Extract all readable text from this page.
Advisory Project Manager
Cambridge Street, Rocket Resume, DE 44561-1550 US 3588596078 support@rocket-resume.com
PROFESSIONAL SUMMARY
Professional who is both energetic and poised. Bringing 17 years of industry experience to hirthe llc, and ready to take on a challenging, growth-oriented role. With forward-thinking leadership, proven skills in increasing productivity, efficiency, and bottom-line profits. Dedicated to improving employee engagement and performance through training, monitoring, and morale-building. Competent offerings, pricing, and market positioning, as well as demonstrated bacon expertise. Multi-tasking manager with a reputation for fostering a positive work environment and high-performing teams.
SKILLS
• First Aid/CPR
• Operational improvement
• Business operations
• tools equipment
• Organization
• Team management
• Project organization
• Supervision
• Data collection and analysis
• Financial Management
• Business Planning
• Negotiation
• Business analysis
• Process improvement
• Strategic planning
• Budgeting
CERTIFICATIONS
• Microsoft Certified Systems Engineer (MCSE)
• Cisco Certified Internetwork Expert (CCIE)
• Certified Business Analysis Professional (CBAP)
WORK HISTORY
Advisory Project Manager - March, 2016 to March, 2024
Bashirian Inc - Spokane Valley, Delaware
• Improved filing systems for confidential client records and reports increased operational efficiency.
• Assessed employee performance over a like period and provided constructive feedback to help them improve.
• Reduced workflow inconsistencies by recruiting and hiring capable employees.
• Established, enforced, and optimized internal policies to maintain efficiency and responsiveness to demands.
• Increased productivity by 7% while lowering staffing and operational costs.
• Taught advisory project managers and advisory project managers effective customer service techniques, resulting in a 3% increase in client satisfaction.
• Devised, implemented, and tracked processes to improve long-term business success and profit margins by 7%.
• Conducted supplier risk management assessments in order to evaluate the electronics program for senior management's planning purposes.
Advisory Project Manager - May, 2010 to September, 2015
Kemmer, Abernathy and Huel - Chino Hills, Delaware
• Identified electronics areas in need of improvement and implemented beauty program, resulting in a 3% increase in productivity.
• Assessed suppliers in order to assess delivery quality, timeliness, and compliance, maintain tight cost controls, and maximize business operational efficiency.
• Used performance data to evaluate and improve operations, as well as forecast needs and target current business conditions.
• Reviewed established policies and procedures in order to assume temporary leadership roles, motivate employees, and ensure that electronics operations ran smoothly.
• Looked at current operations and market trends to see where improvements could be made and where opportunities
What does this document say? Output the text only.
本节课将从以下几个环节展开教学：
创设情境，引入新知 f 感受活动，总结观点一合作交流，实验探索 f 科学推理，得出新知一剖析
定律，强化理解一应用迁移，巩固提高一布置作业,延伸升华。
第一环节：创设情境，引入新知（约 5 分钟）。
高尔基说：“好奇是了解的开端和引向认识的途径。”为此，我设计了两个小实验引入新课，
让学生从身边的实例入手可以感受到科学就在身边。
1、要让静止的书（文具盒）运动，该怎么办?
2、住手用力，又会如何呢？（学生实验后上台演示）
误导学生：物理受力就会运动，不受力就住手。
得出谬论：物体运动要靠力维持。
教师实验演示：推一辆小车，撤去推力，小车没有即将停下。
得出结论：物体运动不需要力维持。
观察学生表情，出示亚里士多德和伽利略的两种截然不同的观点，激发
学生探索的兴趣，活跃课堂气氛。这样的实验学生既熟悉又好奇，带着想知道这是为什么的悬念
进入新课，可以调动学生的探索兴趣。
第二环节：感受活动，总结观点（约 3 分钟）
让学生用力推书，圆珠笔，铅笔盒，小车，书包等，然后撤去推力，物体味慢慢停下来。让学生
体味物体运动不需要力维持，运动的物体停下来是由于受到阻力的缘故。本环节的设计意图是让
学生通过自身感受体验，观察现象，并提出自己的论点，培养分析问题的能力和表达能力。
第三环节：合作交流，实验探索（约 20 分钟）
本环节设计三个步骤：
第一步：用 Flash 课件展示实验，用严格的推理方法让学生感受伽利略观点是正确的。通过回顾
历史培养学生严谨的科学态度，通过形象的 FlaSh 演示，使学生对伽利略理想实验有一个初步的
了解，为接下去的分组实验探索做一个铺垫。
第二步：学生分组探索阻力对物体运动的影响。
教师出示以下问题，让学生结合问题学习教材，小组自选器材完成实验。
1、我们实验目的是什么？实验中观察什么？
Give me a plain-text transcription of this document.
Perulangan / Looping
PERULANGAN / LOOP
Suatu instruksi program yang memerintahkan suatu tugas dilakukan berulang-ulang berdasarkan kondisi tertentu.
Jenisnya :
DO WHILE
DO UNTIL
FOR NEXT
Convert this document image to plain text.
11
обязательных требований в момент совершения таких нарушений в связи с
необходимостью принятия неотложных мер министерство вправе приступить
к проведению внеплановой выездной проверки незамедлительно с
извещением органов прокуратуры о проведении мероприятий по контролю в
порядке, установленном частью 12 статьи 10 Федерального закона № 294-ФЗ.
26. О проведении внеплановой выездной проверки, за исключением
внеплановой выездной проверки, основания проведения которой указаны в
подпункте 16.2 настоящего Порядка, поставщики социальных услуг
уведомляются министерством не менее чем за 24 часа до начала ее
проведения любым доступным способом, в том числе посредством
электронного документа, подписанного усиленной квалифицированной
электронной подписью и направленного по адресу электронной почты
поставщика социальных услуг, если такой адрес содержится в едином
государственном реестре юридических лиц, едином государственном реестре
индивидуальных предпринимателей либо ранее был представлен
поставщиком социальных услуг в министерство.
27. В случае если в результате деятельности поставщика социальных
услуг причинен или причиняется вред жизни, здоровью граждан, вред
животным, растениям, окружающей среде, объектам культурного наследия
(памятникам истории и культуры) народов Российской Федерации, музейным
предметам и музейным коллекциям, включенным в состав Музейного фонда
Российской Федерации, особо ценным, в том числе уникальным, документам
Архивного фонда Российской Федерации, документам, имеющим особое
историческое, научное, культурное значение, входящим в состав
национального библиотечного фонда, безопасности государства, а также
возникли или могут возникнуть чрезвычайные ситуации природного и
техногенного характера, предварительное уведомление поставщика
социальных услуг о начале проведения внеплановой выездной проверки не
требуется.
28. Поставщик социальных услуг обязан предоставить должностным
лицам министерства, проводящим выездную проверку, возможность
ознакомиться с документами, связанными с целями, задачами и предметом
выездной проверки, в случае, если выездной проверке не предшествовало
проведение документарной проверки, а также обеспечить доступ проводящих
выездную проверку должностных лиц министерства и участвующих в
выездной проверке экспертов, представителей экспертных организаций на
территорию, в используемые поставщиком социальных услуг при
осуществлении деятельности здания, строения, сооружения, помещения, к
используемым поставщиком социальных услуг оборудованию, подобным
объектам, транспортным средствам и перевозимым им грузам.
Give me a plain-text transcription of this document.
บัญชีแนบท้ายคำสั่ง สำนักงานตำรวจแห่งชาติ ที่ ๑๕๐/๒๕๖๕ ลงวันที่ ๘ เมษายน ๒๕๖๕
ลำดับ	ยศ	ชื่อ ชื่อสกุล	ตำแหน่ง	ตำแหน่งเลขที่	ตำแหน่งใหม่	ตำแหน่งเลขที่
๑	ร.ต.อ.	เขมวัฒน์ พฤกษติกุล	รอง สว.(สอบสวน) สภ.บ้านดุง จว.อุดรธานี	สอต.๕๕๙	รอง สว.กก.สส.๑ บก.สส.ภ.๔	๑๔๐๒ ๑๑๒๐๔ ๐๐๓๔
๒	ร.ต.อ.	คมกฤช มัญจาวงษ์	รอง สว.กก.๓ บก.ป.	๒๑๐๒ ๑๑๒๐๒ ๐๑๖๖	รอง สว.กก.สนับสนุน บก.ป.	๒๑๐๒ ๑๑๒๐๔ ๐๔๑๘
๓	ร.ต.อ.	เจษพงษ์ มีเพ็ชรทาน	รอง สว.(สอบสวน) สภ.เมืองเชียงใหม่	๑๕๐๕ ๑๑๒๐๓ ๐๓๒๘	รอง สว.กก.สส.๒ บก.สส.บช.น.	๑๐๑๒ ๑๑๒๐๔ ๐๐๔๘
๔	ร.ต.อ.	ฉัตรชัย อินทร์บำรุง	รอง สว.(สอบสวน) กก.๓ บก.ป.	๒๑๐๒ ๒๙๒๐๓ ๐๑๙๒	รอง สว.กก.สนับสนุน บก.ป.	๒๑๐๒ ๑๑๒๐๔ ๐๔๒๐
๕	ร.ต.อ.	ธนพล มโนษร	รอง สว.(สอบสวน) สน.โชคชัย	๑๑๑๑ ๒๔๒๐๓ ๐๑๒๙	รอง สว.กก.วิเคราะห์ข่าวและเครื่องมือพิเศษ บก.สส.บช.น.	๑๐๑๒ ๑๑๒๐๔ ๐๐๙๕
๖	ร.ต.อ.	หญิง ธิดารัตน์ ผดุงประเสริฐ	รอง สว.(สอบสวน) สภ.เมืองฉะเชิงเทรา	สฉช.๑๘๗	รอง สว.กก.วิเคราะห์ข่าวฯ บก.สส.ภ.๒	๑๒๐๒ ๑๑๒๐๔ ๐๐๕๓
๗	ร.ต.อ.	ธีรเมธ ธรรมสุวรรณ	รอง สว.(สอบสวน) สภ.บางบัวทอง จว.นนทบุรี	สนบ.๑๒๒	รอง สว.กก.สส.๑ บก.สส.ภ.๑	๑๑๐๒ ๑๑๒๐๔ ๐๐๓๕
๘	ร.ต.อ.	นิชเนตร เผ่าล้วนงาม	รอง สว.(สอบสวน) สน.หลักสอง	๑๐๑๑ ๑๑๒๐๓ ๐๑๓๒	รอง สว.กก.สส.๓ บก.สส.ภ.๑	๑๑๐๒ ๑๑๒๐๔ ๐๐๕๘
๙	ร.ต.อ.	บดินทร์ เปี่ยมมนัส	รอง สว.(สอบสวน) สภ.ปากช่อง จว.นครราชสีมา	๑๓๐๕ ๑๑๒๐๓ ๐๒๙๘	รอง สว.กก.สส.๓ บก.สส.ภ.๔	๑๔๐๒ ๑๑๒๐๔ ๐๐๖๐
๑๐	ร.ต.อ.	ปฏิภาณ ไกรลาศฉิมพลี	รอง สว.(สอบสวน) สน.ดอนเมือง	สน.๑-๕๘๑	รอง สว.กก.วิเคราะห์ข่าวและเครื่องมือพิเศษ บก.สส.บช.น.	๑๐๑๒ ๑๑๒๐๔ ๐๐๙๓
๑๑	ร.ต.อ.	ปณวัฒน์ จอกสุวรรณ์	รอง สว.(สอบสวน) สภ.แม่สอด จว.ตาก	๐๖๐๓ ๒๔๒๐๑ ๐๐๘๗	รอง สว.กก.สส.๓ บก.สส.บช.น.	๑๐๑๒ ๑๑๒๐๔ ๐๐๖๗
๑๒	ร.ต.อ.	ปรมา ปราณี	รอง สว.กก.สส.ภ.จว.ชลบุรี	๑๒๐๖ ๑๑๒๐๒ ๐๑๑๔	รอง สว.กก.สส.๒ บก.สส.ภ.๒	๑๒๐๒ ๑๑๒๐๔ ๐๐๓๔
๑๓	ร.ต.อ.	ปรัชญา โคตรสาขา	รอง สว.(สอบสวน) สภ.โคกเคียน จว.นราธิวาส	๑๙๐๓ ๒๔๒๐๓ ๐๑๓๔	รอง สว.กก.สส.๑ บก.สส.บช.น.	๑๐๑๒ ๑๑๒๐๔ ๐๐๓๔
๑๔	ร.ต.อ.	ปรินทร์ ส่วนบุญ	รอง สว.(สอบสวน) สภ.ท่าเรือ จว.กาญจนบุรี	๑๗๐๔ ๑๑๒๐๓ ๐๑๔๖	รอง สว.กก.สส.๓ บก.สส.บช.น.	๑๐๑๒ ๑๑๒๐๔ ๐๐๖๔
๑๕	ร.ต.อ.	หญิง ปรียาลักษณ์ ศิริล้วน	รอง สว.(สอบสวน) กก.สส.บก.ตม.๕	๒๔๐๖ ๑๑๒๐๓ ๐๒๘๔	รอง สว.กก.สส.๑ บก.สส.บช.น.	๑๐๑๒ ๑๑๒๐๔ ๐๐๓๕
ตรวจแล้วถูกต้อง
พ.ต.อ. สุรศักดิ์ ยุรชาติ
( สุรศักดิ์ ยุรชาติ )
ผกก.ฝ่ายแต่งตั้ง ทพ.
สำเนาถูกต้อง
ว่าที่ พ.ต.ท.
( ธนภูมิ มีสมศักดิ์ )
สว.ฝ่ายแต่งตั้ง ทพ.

Job:
Using the entries above, return each line that includes the word "evaluate".

The answer:
• Conducted supplier risk management assessments in order to evaluate the electronics program for senior management's planning purposes.
• Used performance data to evaluate and improve operations, as well as forecast needs and target current business conditions.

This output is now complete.